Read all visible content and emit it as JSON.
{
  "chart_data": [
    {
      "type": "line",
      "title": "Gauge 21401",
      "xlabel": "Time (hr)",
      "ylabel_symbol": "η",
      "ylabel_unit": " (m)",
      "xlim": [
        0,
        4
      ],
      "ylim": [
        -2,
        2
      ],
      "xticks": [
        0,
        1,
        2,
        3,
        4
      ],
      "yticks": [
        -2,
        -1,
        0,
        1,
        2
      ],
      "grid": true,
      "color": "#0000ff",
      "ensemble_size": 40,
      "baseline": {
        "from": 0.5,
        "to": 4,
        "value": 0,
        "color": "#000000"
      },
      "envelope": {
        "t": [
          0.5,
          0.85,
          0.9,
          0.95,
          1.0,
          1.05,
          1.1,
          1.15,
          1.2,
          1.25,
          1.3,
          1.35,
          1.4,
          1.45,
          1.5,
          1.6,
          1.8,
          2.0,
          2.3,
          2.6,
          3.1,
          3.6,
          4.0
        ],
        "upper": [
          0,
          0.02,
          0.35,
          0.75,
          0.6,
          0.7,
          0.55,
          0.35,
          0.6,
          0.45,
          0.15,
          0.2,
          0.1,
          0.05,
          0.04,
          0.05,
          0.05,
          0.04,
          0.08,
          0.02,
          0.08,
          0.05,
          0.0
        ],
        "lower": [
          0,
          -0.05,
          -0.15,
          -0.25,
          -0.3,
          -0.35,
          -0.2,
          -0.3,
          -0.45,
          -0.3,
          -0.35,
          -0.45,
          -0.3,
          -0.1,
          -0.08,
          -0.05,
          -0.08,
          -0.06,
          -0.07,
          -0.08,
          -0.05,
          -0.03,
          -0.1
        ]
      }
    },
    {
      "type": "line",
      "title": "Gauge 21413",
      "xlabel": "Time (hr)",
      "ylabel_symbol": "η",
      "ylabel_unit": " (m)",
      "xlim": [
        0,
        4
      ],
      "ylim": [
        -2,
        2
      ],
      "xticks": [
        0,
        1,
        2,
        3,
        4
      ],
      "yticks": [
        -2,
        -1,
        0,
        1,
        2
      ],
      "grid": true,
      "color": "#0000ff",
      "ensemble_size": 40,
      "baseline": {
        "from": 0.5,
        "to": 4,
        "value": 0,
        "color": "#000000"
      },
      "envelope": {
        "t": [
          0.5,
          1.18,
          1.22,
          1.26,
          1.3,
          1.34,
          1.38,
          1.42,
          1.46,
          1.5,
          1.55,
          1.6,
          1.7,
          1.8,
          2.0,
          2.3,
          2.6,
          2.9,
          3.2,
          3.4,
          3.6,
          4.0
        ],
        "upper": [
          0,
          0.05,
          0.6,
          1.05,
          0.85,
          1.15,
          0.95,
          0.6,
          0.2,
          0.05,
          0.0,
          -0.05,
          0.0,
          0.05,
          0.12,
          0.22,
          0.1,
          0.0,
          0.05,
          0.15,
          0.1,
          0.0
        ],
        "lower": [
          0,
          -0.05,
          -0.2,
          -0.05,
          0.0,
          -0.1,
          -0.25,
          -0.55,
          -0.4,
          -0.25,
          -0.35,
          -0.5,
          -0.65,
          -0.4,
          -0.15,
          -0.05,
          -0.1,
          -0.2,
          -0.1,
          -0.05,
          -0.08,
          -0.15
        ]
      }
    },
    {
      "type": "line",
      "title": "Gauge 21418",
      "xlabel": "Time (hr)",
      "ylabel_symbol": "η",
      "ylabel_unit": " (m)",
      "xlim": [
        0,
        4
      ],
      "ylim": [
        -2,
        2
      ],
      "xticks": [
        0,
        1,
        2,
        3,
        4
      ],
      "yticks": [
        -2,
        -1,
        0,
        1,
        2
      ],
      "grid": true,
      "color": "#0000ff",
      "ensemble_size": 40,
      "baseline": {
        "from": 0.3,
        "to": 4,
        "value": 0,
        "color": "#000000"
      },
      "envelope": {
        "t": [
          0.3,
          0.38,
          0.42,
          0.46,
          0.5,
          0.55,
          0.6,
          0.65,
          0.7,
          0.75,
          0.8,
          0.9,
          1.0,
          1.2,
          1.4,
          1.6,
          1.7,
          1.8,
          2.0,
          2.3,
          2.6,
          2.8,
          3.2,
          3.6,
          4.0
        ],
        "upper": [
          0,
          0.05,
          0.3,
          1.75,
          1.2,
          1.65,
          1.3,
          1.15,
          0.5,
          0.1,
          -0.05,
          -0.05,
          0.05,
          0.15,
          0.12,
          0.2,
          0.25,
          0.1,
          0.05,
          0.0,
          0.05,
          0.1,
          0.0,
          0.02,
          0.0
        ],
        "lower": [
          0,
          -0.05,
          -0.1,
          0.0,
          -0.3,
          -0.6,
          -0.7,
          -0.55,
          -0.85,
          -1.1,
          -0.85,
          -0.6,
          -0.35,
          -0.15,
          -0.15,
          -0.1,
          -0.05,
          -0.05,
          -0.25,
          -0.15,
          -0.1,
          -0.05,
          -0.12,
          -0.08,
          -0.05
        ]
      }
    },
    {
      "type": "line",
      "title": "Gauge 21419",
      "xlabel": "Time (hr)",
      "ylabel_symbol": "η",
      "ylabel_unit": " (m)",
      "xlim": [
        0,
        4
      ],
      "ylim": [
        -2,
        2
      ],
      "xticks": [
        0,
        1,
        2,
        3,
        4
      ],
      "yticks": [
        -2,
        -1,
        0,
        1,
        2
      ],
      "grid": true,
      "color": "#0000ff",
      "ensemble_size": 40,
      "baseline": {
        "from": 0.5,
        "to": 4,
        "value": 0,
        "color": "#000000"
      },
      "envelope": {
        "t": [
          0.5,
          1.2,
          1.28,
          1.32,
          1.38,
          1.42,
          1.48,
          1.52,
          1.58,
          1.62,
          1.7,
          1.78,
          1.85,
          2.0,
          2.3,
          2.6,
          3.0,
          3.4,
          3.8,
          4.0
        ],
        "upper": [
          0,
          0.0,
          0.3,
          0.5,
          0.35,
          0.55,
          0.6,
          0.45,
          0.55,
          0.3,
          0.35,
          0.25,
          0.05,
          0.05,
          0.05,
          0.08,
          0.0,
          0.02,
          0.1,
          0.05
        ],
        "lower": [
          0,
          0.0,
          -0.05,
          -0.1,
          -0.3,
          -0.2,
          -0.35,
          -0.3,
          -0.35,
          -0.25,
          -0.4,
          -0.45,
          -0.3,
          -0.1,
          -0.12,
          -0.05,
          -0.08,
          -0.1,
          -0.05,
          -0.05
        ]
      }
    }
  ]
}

----

The whole listing above needs to be written out again exactly.

Read all visible content and emit it as JSON.
{
  "chart_data": [
    {
      "type": "line",
      "title": "Gauge 21401",
      "xlabel": "Time (hr)",
      "ylabel_symbol": "η",
      "ylabel_unit": " (m)",
      "xlim": [
        0,
        4
      ],
      "ylim": [
        -2,
        2
      ],
      "xticks": [
        0,
        1,
        2,
        3,
        4
      ],
      "yticks": [
        -2,
        -1,
        0,
        1,
        2
      ],
      "grid": true,
      "color": "#0000ff",
      "ensemble_size": 40,
      "baseline": {
        "from": 0.5,
        "to": 4,
        "value": 0,
        "color": "#000000"
      },
      "envelope": {
        "t": [
          0.5,
          0.85,
          0.9,
          0.95,
          1.0,
          1.05,
          1.1,
          1.15,
          1.2,
          1.25,
          1.3,
          1.35,
          1.4,
          1.45,
          1.5,
          1.6,
          1.8,
          2.0,
          2.3,
          2.6,
          3.1,
          3.6,
          4.0
        ],
        "upper": [
          0,
          0.02,
          0.35,
          0.75,
          0.6,
          0.7,
          0.55,
          0.35,
          0.6,
          0.45,
          0.15,
          0.2,
          0.1,
          0.05,
          0.04,
          0.05,
          0.05,
          0.04,
          0.08,
          0.02,
          0.08,
          0.05,
          0.0
        ],
        "lower": [
          0,
          -0.05,
          -0.15,
          -0.25,
          -0.3,
          -0.35,
          -0.2,
          -0.3,
          -0.45,
          -0.3,
          -0.35,
          -0.45,
          -0.3,
          -0.1,
          -0.08,
          -0.05,
          -0.08,
          -0.06,
          -0.07,
          -0.08,
          -0.05,
          -0.03,
          -0.1
        ]
      }
    },
    {
      "type": "line",
      "title": "Gauge 21413",
      "xlabel": "Time (hr)",
      "ylabel_symbol": "η",
      "ylabel_unit": " (m)",
      "xlim": [
        0,
        4
      ],
      "ylim": [
        -2,
        2
      ],
      "xticks": [
        0,
        1,
        2,
        3,
        4
      ],
      "yticks": [
        -2,
        -1,
        0,
        1,
        2
      ],
      "grid": true,
      "color": "#0000ff",
      "ensemble_size": 40,
      "baseline": {
        "from": 0.5,
        "to": 4,
        "value": 0,
        "color": "#000000"
      },
      "envelope": {
        "t": [
          0.5,
          1.18,
          1.22,
          1.26,
          1.3,
          1.34,
          1.38,
          1.42,
          1.46,
          1.5,
          1.55,
          1.6,
          1.7,
          1.8,
          2.0,
          2.3,
          2.6,
          2.9,
          3.2,
          3.4,
          3.6,
          4.0
        ],
        "upper": [
          0,
          0.05,
          0.6,
          1.05,
          0.85,
          1.15,
          0.95,
          0.6,
          0.2,
          0.05,
          0.0,
          -0.05,
          0.0,
          0.05,
          0.12,
          0.22,
          0.1,
          0.0,
          0.05,
          0.15,
          0.1,
          0.0
        ],
        "lower": [
          0,
          -0.05,
          -0.2,
          -0.05,
          0.0,
          -0.1,
          -0.25,
          -0.55,
          -0.4,
          -0.25,
          -0.35,
          -0.5,
          -0.65,
          -0.4,
          -0.15,
          -0.05,
          -0.1,
          -0.2,
          -0.1,
          -0.05,
          -0.08,
          -0.15
        ]
      }
    },
    {
      "type": "line",
      "title": "Gauge 21418",
      "xlabel": "Time (hr)",
      "ylabel_symbol": "η",
      "ylabel_unit": " (m)",
      "xlim": [
        0,
        4
      ],
      "ylim": [
        -2,
        2
      ],
      "xticks": [
        0,
        1,
        2,
        3,
        4
      ],
      "yticks": [
        -2,
        -1,
        0,
        1,
        2
      ],
      "grid": true,
      "color": "#0000ff",
      "ensemble_size": 40,
      "baseline": {
        "from": 0.3,
        "to": 4,
        "value": 0,
        "color": "#000000"
      },
      "envelope": {
        "t": [
          0.3,
          0.38,
          0.42,
          0.46,
          0.5,
          0.55,
          0.6,
          0.65,
          0.7,
          0.75,
          0.8,
          0.9,
          1.0,
          1.2,
          1.4,
          1.6,
          1.7,
          1.8,
          2.0,
          2.3,
          2.6,
          2.8,
          3.2,
          3.6,
          4.0
        ],
        "upper": [
          0,
          0.05,
          0.3,
          1.75,
          1.2,
          1.65,
          1.3,
          1.15,
          0.5,
          0.1,
          -0.05,
          -0.05,
          0.05,
          0.15,
          0.12,
          0.2,
          0.25,
          0.1,
          0.05,
          0.0,
          0.05,
          0.1,
          0.0,
          0.02,
          0.0
        ],
        "lower": [
          0,
          -0.05,
          -0.1,
          0.0,
          -0.3,
          -0.6,
          -0.7,
          -0.55,
          -0.85,
          -1.1,
          -0.85,
          -0.6,
          -0.35,
          -0.15,
          -0.15,
          -0.1,
          -0.05,
          -0.05,
          -0.25,
          -0.15,
          -0.1,
          -0.05,
          -0.12,
          -0.08,
          -0.05
        ]
      }
    },
    {
      "type": "line",
      "title": "Gauge 21419",
      "xlabel": "Time (hr)",
      "ylabel_symbol": "η",
      "ylabel_unit": " (m)",
      "xlim": [
        0,
        4
      ],
      "ylim": [
        -2,
        2
      ],
      "xticks": [
        0,
        1,
        2,
        3,
        4
      ],
      "yticks": [
        -2,
        -1,
        0,
        1,
        2
      ],
      "grid": true,
      "color": "#0000ff",
      "ensemble_size": 40,
      "baseline": {
        "from": 0.5,
        "to": 4,
        "value": 0,
        "color": "#000000"
      },
      "envelope": {
        "t": [
          0.5,
          1.2,
          1.28,
          1.32,
          1.38,
          1.42,
          1.48,
          1.52,
          1.58,
          1.62,
          1.7,
          1.78,
          1.85,
          2.0,
          2.3,
          2.6,
          3.0,
          3.4,
          3.8,
          4.0
        ],
        "upper": [
          0,
          0.0,
          0.3,
          0.5,
          0.35,
          0.55,
          0.6,
          0.45,
          0.55,
          0.3,
          0.35,
          0.25,
          0.05,
          0.05,
          0.05,
          0.08,
          0.0,
          0.02,
          0.1,
          0.05
        ],
        "lower": [
          0,
          0.0,
          -0.05,
          -0.1,
          -0.3,
          -0.2,
          -0.35,
          -0.3,
          -0.35,
          -0.25,
          -0.4,
          -0.45,
          -0.3,
          -0.1,
          -0.12,
          -0.05,
          -0.08,
          -0.1,
          -0.05,
          -0.05
        ]
      }
    }
  ]
}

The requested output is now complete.